● WHAT YOU SHOULD DO
Each entry below should be returned exactly as is, with the pictures removed.

--- MATERIAL ---

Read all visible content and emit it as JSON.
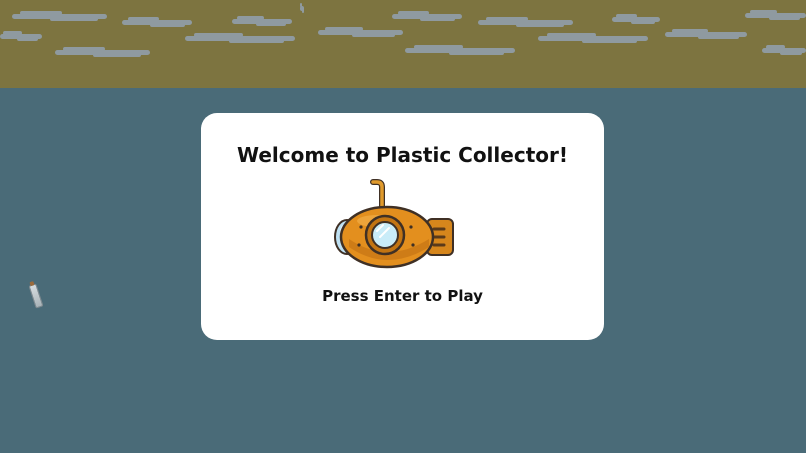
{
  "game": {
    "title": "Welcome to Plastic Collector!",
    "prompt": "Press Enter to Play",
    "player_icon": "submarine-icon",
    "colors": {
      "sky": "#7d7440",
      "sea": "#4a6b78",
      "cloud": "#8f9aa0",
      "dialog": "#ffffff",
      "submarine": "#e38f1e"
    }
  }
}
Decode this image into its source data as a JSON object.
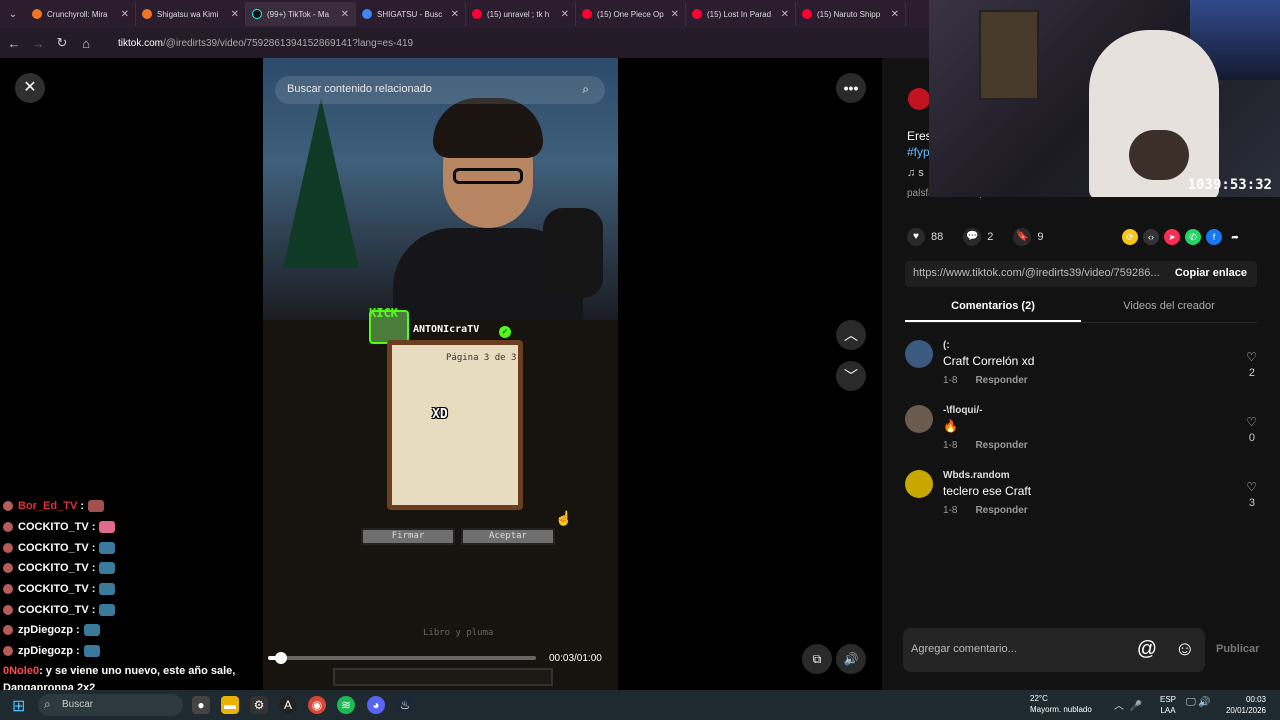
{
  "browser": {
    "tabs": [
      {
        "label": "Crunchyroll: Mira",
        "color": "#f47521"
      },
      {
        "label": "Shigatsu wa Kimi",
        "color": "#f47521"
      },
      {
        "label": "(99+) TikTok - Ma",
        "color": "#111111"
      },
      {
        "label": "SHIGATSU - Busc",
        "color": "#4285f4"
      },
      {
        "label": "(15) unravel ; tk h",
        "color": "#ff0033"
      },
      {
        "label": "(15) One Piece Op",
        "color": "#ff0033"
      },
      {
        "label": "(15) Lost In Parad",
        "color": "#ff0033"
      },
      {
        "label": "(15) Naruto Shipp",
        "color": "#ff0033"
      }
    ],
    "url_host": "tiktok.com",
    "url_path": "/@iredirts39/video/7592861394152869141?lang=es-419"
  },
  "video": {
    "search_placeholder": "Buscar contenido relacionado",
    "kick_label": "KICK",
    "streamer_name": "ANTONIcraTV",
    "book_page": "Página 3 de 3",
    "book_text": "XD",
    "btn_sign": "Firmar",
    "btn_accept": "Aceptar",
    "book_label": "Libro y pluma",
    "time": "00:03/01:00",
    "progress": 0.05
  },
  "panel": {
    "desc_line1": "Eres",
    "desc_hashtag": "#fyp",
    "desc_music": "♫ s",
    "shared_text": "palsfazt9 lo compartió",
    "likes": "88",
    "comments_count": "2",
    "saves": "9",
    "link_url": "https://www.tiktok.com/@iredirts39/video/759286...",
    "copy_label": "Copiar enlace",
    "tab_comments": "Comentarios (2)",
    "tab_creator": "Videos del creador",
    "comments": [
      {
        "user": "(:",
        "text": "Craft Correlón xd",
        "date": "1-8",
        "reply": "Responder",
        "likes": "2",
        "avatar_color": "#3b5a80"
      },
      {
        "user": "-\\floqui/-",
        "text": "🔥",
        "date": "1-8",
        "reply": "Responder",
        "likes": "0",
        "avatar_color": "#6b5a4e"
      },
      {
        "user": "Wbds.random",
        "text": "teclero ese Craft",
        "date": "1-8",
        "reply": "Responder",
        "likes": "3",
        "avatar_color": "#c8a700"
      }
    ],
    "input_placeholder": "Agregar comentario...",
    "publish_label": "Publicar"
  },
  "webcam": {
    "uptime": "1039:53:32"
  },
  "chat": {
    "lines": [
      {
        "user": "Bor_Ed_TV",
        "color": "#e0303a"
      },
      {
        "user": "COCKITO_TV",
        "color": "#ffffff"
      },
      {
        "user": "COCKITO_TV",
        "color": "#ffffff"
      },
      {
        "user": "COCKITO_TV",
        "color": "#ffffff"
      },
      {
        "user": "COCKITO_TV",
        "color": "#ffffff"
      },
      {
        "user": "COCKITO_TV",
        "color": "#ffffff"
      },
      {
        "user": "zpDiegozp",
        "color": "#ffffff"
      },
      {
        "user": "zpDiegozp",
        "color": "#ffffff"
      }
    ],
    "last_user": "0Nole0",
    "last_message": ": y se viene uno nuevo, este año sale,",
    "last_message_2": "Danganronpa 2x2"
  },
  "taskbar": {
    "search_label": "Buscar",
    "weather_temp": "22°C",
    "weather_desc": "Mayorm. nublado",
    "lang": "ESP",
    "lang_sub": "LAA",
    "time": "00:03",
    "date": "20/01/2026"
  }
}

---

● EXERCISE RESULT
Read all visible content and emit it as JSON.
{
  "game": {
    "title": "Welcome to Plastic Collector!",
    "prompt": "Press Enter to Play",
    "player_icon": "submarine-icon",
    "colors": {
      "sky": "#7d7440",
      "sea": "#4a6b78",
      "cloud": "#8f9aa0",
      "dialog": "#ffffff",
      "submarine": "#e38f1e"
    }
  }
}
Decode this image into its source data as a JSON object.
{
  "browser": {
    "tabs": [
      {
        "label": "Crunchyroll: Mira",
        "color": "#f47521"
      },
      {
        "label": "Shigatsu wa Kimi",
        "color": "#f47521"
      },
      {
        "label": "(99+) TikTok - Ma",
        "color": "#111111"
      },
      {
        "label": "SHIGATSU - Busc",
        "color": "#4285f4"
      },
      {
        "label": "(15) unravel ; tk h",
        "color": "#ff0033"
      },
      {
        "label": "(15) One Piece Op",
        "color": "#ff0033"
      },
      {
        "label": "(15) Lost In Parad",
        "color": "#ff0033"
      },
      {
        "label": "(15) Naruto Shipp",
        "color": "#ff0033"
      }
    ],
    "url_host": "tiktok.com",
    "url_path": "/@iredirts39/video/7592861394152869141?lang=es-419"
  },
  "video": {
    "search_placeholder": "Buscar contenido relacionado",
    "kick_label": "KICK",
    "streamer_name": "ANTONIcraTV",
    "book_page": "Página 3 de 3",
    "book_text": "XD",
    "btn_sign": "Firmar",
    "btn_accept": "Aceptar",
    "book_label": "Libro y pluma",
    "time": "00:03/01:00",
    "progress": 0.05
  },
  "panel": {
    "desc_line1": "Eres",
    "desc_hashtag": "#fyp",
    "desc_music": "♫ s",
    "shared_text": "palsfazt9 lo compartió",
    "likes": "88",
    "comments_count": "2",
    "saves": "9",
    "link_url": "https://www.tiktok.com/@iredirts39/video/759286...",
    "copy_label": "Copiar enlace",
    "tab_comments": "Comentarios (2)",
    "tab_creator": "Videos del creador",
    "comments": [
      {
        "user": "(:",
        "text": "Craft Correlón xd",
        "date": "1-8",
        "reply": "Responder",
        "likes": "2",
        "avatar_color": "#3b5a80"
      },
      {
        "user": "-\\floqui/-",
        "text": "🔥",
        "date": "1-8",
        "reply": "Responder",
        "likes": "0",
        "avatar_color": "#6b5a4e"
      },
      {
        "user": "Wbds.random",
        "text": "teclero ese Craft",
        "date": "1-8",
        "reply": "Responder",
        "likes": "3",
        "avatar_color": "#c8a700"
      }
    ],
    "input_placeholder": "Agregar comentario...",
    "publish_label": "Publicar"
  },
  "webcam": {
    "uptime": "1039:53:32"
  },
  "chat": {
    "lines": [
      {
        "user": "Bor_Ed_TV",
        "color": "#e0303a"
      },
      {
        "user": "COCKITO_TV",
        "color": "#ffffff"
      },
      {
        "user": "COCKITO_TV",
        "color": "#ffffff"
      },
      {
        "user": "COCKITO_TV",
        "color": "#ffffff"
      },
      {
        "user": "COCKITO_TV",
        "color": "#ffffff"
      },
      {
        "user": "COCKITO_TV",
        "color": "#ffffff"
      },
      {
        "user": "zpDiegozp",
        "color": "#ffffff"
      },
      {
        "user": "zpDiegozp",
        "color": "#ffffff"
      }
    ],
    "last_user": "0Nole0",
    "last_message": ": y se viene uno nuevo, este año sale,",
    "last_message_2": "Danganronpa 2x2"
  },
  "taskbar": {
    "search_label": "Buscar",
    "weather_temp": "22°C",
    "weather_desc": "Mayorm. nublado",
    "lang": "ESP",
    "lang_sub": "LAA",
    "time": "00:03",
    "date": "20/01/2026"
  }
}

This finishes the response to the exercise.